▶ WHAT YOU NEED TO DO
The entries below should be quoted exactly, with no pictures carried over.

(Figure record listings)

━━━━

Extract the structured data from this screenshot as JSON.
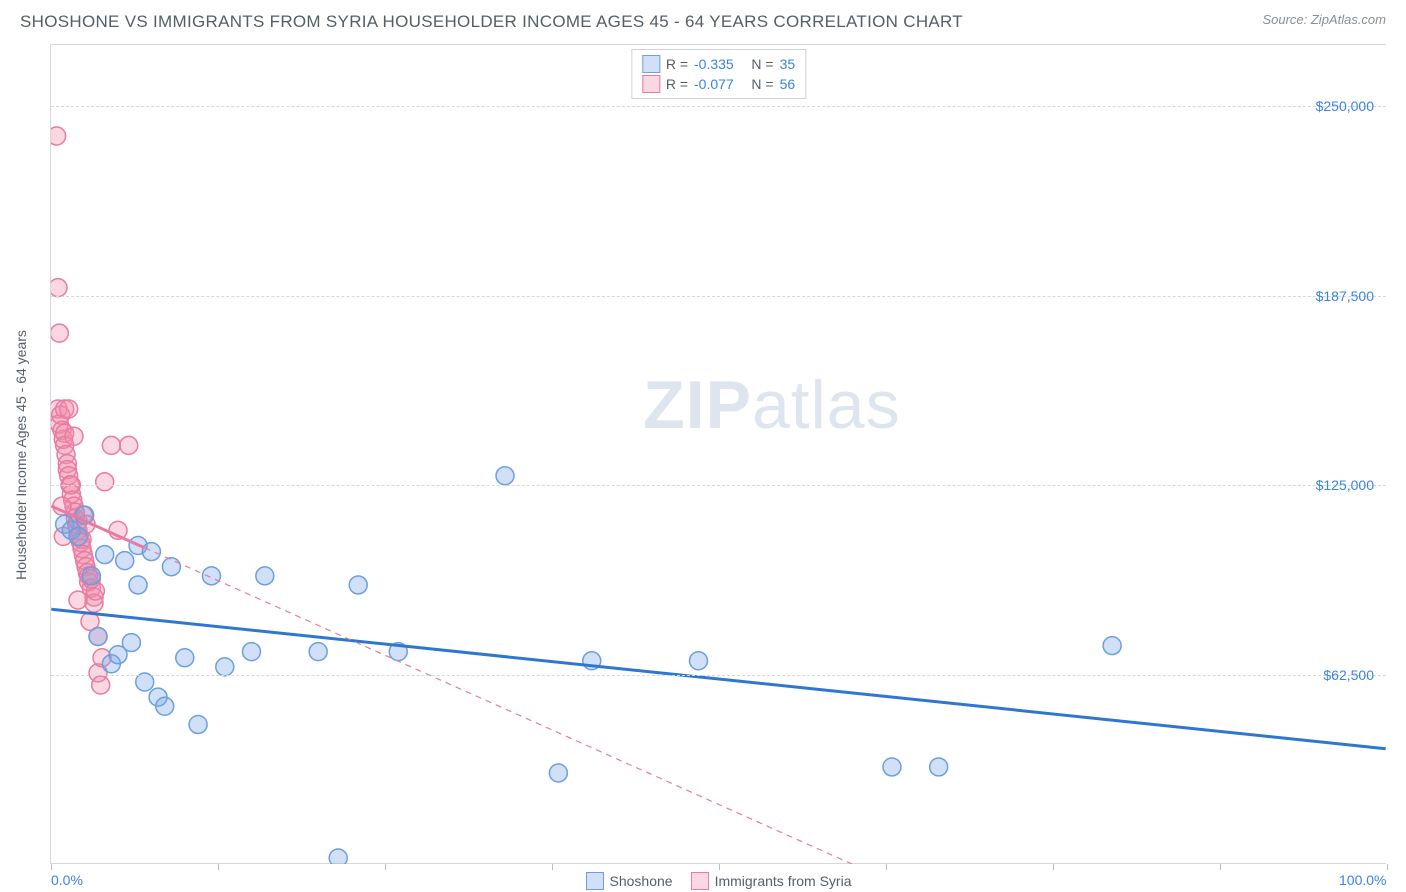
{
  "header": {
    "title": "SHOSHONE VS IMMIGRANTS FROM SYRIA HOUSEHOLDER INCOME AGES 45 - 64 YEARS CORRELATION CHART",
    "source_prefix": "Source: ",
    "source": "ZipAtlas.com"
  },
  "chart": {
    "type": "scatter",
    "ylabel": "Householder Income Ages 45 - 64 years",
    "xlim": [
      0,
      100
    ],
    "ylim": [
      0,
      270000
    ],
    "xtick_positions": [
      0,
      12.5,
      25,
      37.5,
      50,
      62.5,
      75,
      87.5,
      100
    ],
    "xtick_labels": {
      "0": "0.0%",
      "100": "100.0%"
    },
    "ygrid": [
      62500,
      125000,
      187500,
      250000
    ],
    "ytick_labels": {
      "62500": "$62,500",
      "125000": "$125,000",
      "187500": "$187,500",
      "250000": "$250,000"
    },
    "background_color": "#ffffff",
    "grid_color": "#d6d8dc",
    "axis_color": "#d6d8dc",
    "marker_radius": 9,
    "marker_stroke_width": 1.5,
    "series": [
      {
        "name": "Shoshone",
        "fill": "rgba(122,167,229,0.35)",
        "stroke": "#6aa0e0",
        "trend_stroke": "#2e77d0",
        "trend_width": 3,
        "trend_dash": "",
        "trend": {
          "x1": 0,
          "y1": 84000,
          "x2": 100,
          "y2": 38000
        },
        "r_value": "-0.335",
        "n_value": "35",
        "points": [
          [
            1.0,
            112000
          ],
          [
            1.5,
            110000
          ],
          [
            2.0,
            108000
          ],
          [
            2.5,
            115000
          ],
          [
            3.0,
            95000
          ],
          [
            3.5,
            75000
          ],
          [
            4.0,
            102000
          ],
          [
            4.5,
            66000
          ],
          [
            5.0,
            69000
          ],
          [
            5.5,
            100000
          ],
          [
            6.0,
            73000
          ],
          [
            6.5,
            92000
          ],
          [
            6.5,
            105000
          ],
          [
            7.0,
            60000
          ],
          [
            7.5,
            103000
          ],
          [
            8.0,
            55000
          ],
          [
            8.5,
            52000
          ],
          [
            9.0,
            98000
          ],
          [
            10.0,
            68000
          ],
          [
            11.0,
            46000
          ],
          [
            12.0,
            95000
          ],
          [
            13.0,
            65000
          ],
          [
            15.0,
            70000
          ],
          [
            16.0,
            95000
          ],
          [
            20.0,
            70000
          ],
          [
            21.5,
            2000
          ],
          [
            23.0,
            92000
          ],
          [
            26.0,
            70000
          ],
          [
            38.0,
            30000
          ],
          [
            40.5,
            67000
          ],
          [
            48.5,
            67000
          ],
          [
            63.0,
            32000
          ],
          [
            66.5,
            32000
          ],
          [
            79.5,
            72000
          ],
          [
            34.0,
            128000
          ]
        ]
      },
      {
        "name": "Immigrants from Syria",
        "fill": "rgba(240,140,170,0.35)",
        "stroke": "#e87ba3",
        "trend_stroke": "#e87ba3",
        "trend_width": 1.2,
        "trend_dash": "6 5",
        "trend": {
          "x1": 0,
          "y1": 118000,
          "x2": 60,
          "y2": 0
        },
        "trend_solid_until": 7,
        "r_value": "-0.077",
        "n_value": "56",
        "points": [
          [
            0.4,
            240000
          ],
          [
            0.5,
            190000
          ],
          [
            0.6,
            175000
          ],
          [
            0.5,
            150000
          ],
          [
            0.6,
            145000
          ],
          [
            0.7,
            148000
          ],
          [
            0.8,
            143000
          ],
          [
            0.9,
            140000
          ],
          [
            1.0,
            142000
          ],
          [
            1.0,
            138000
          ],
          [
            1.1,
            135000
          ],
          [
            1.2,
            132000
          ],
          [
            1.2,
            130000
          ],
          [
            1.3,
            128000
          ],
          [
            1.4,
            125000
          ],
          [
            1.5,
            122000
          ],
          [
            1.5,
            125000
          ],
          [
            1.6,
            120000
          ],
          [
            1.7,
            118000
          ],
          [
            1.8,
            116000
          ],
          [
            1.8,
            114000
          ],
          [
            1.9,
            112000
          ],
          [
            2.0,
            110000
          ],
          [
            2.0,
            113000
          ],
          [
            2.1,
            108000
          ],
          [
            2.2,
            106000
          ],
          [
            2.3,
            104000
          ],
          [
            2.3,
            107000
          ],
          [
            2.4,
            102000
          ],
          [
            2.5,
            100000
          ],
          [
            2.6,
            98000
          ],
          [
            2.7,
            96000
          ],
          [
            2.8,
            95000
          ],
          [
            2.8,
            93000
          ],
          [
            3.0,
            91000
          ],
          [
            3.0,
            94000
          ],
          [
            3.2,
            88000
          ],
          [
            3.2,
            86000
          ],
          [
            3.3,
            90000
          ],
          [
            3.5,
            75000
          ],
          [
            3.5,
            63000
          ],
          [
            3.7,
            59000
          ],
          [
            3.8,
            68000
          ],
          [
            4.0,
            126000
          ],
          [
            4.5,
            138000
          ],
          [
            5.0,
            110000
          ],
          [
            5.8,
            138000
          ],
          [
            1.0,
            150000
          ],
          [
            1.3,
            150000
          ],
          [
            1.7,
            141000
          ],
          [
            0.8,
            118000
          ],
          [
            0.9,
            108000
          ],
          [
            2.4,
            115000
          ],
          [
            2.6,
            112000
          ],
          [
            2.0,
            87000
          ],
          [
            2.9,
            80000
          ]
        ]
      }
    ],
    "legend_top": {
      "r_label": "R =",
      "n_label": "N ="
    },
    "legend_bottom": [
      {
        "label": "Shoshone",
        "series": 0
      },
      {
        "label": "Immigrants from Syria",
        "series": 1
      }
    ],
    "watermark": {
      "bold": "ZIP",
      "rest": "atlas"
    }
  }
}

━━━━

▶ THE OUTPUT
Extract the structured data from this screenshot as JSON.
{
  "header": {
    "title": "SHOSHONE VS IMMIGRANTS FROM SYRIA HOUSEHOLDER INCOME AGES 45 - 64 YEARS CORRELATION CHART",
    "source_prefix": "Source: ",
    "source": "ZipAtlas.com"
  },
  "chart": {
    "type": "scatter",
    "ylabel": "Householder Income Ages 45 - 64 years",
    "xlim": [
      0,
      100
    ],
    "ylim": [
      0,
      270000
    ],
    "xtick_positions": [
      0,
      12.5,
      25,
      37.5,
      50,
      62.5,
      75,
      87.5,
      100
    ],
    "xtick_labels": {
      "0": "0.0%",
      "100": "100.0%"
    },
    "ygrid": [
      62500,
      125000,
      187500,
      250000
    ],
    "ytick_labels": {
      "62500": "$62,500",
      "125000": "$125,000",
      "187500": "$187,500",
      "250000": "$250,000"
    },
    "background_color": "#ffffff",
    "grid_color": "#d6d8dc",
    "axis_color": "#d6d8dc",
    "marker_radius": 9,
    "marker_stroke_width": 1.5,
    "series": [
      {
        "name": "Shoshone",
        "fill": "rgba(122,167,229,0.35)",
        "stroke": "#6aa0e0",
        "trend_stroke": "#2e77d0",
        "trend_width": 3,
        "trend_dash": "",
        "trend": {
          "x1": 0,
          "y1": 84000,
          "x2": 100,
          "y2": 38000
        },
        "r_value": "-0.335",
        "n_value": "35",
        "points": [
          [
            1.0,
            112000
          ],
          [
            1.5,
            110000
          ],
          [
            2.0,
            108000
          ],
          [
            2.5,
            115000
          ],
          [
            3.0,
            95000
          ],
          [
            3.5,
            75000
          ],
          [
            4.0,
            102000
          ],
          [
            4.5,
            66000
          ],
          [
            5.0,
            69000
          ],
          [
            5.5,
            100000
          ],
          [
            6.0,
            73000
          ],
          [
            6.5,
            92000
          ],
          [
            6.5,
            105000
          ],
          [
            7.0,
            60000
          ],
          [
            7.5,
            103000
          ],
          [
            8.0,
            55000
          ],
          [
            8.5,
            52000
          ],
          [
            9.0,
            98000
          ],
          [
            10.0,
            68000
          ],
          [
            11.0,
            46000
          ],
          [
            12.0,
            95000
          ],
          [
            13.0,
            65000
          ],
          [
            15.0,
            70000
          ],
          [
            16.0,
            95000
          ],
          [
            20.0,
            70000
          ],
          [
            21.5,
            2000
          ],
          [
            23.0,
            92000
          ],
          [
            26.0,
            70000
          ],
          [
            38.0,
            30000
          ],
          [
            40.5,
            67000
          ],
          [
            48.5,
            67000
          ],
          [
            63.0,
            32000
          ],
          [
            66.5,
            32000
          ],
          [
            79.5,
            72000
          ],
          [
            34.0,
            128000
          ]
        ]
      },
      {
        "name": "Immigrants from Syria",
        "fill": "rgba(240,140,170,0.35)",
        "stroke": "#e87ba3",
        "trend_stroke": "#e87ba3",
        "trend_width": 1.2,
        "trend_dash": "6 5",
        "trend": {
          "x1": 0,
          "y1": 118000,
          "x2": 60,
          "y2": 0
        },
        "trend_solid_until": 7,
        "r_value": "-0.077",
        "n_value": "56",
        "points": [
          [
            0.4,
            240000
          ],
          [
            0.5,
            190000
          ],
          [
            0.6,
            175000
          ],
          [
            0.5,
            150000
          ],
          [
            0.6,
            145000
          ],
          [
            0.7,
            148000
          ],
          [
            0.8,
            143000
          ],
          [
            0.9,
            140000
          ],
          [
            1.0,
            142000
          ],
          [
            1.0,
            138000
          ],
          [
            1.1,
            135000
          ],
          [
            1.2,
            132000
          ],
          [
            1.2,
            130000
          ],
          [
            1.3,
            128000
          ],
          [
            1.4,
            125000
          ],
          [
            1.5,
            122000
          ],
          [
            1.5,
            125000
          ],
          [
            1.6,
            120000
          ],
          [
            1.7,
            118000
          ],
          [
            1.8,
            116000
          ],
          [
            1.8,
            114000
          ],
          [
            1.9,
            112000
          ],
          [
            2.0,
            110000
          ],
          [
            2.0,
            113000
          ],
          [
            2.1,
            108000
          ],
          [
            2.2,
            106000
          ],
          [
            2.3,
            104000
          ],
          [
            2.3,
            107000
          ],
          [
            2.4,
            102000
          ],
          [
            2.5,
            100000
          ],
          [
            2.6,
            98000
          ],
          [
            2.7,
            96000
          ],
          [
            2.8,
            95000
          ],
          [
            2.8,
            93000
          ],
          [
            3.0,
            91000
          ],
          [
            3.0,
            94000
          ],
          [
            3.2,
            88000
          ],
          [
            3.2,
            86000
          ],
          [
            3.3,
            90000
          ],
          [
            3.5,
            75000
          ],
          [
            3.5,
            63000
          ],
          [
            3.7,
            59000
          ],
          [
            3.8,
            68000
          ],
          [
            4.0,
            126000
          ],
          [
            4.5,
            138000
          ],
          [
            5.0,
            110000
          ],
          [
            5.8,
            138000
          ],
          [
            1.0,
            150000
          ],
          [
            1.3,
            150000
          ],
          [
            1.7,
            141000
          ],
          [
            0.8,
            118000
          ],
          [
            0.9,
            108000
          ],
          [
            2.4,
            115000
          ],
          [
            2.6,
            112000
          ],
          [
            2.0,
            87000
          ],
          [
            2.9,
            80000
          ]
        ]
      }
    ],
    "legend_top": {
      "r_label": "R =",
      "n_label": "N ="
    },
    "legend_bottom": [
      {
        "label": "Shoshone",
        "series": 0
      },
      {
        "label": "Immigrants from Syria",
        "series": 1
      }
    ],
    "watermark": {
      "bold": "ZIP",
      "rest": "atlas"
    }
  }
}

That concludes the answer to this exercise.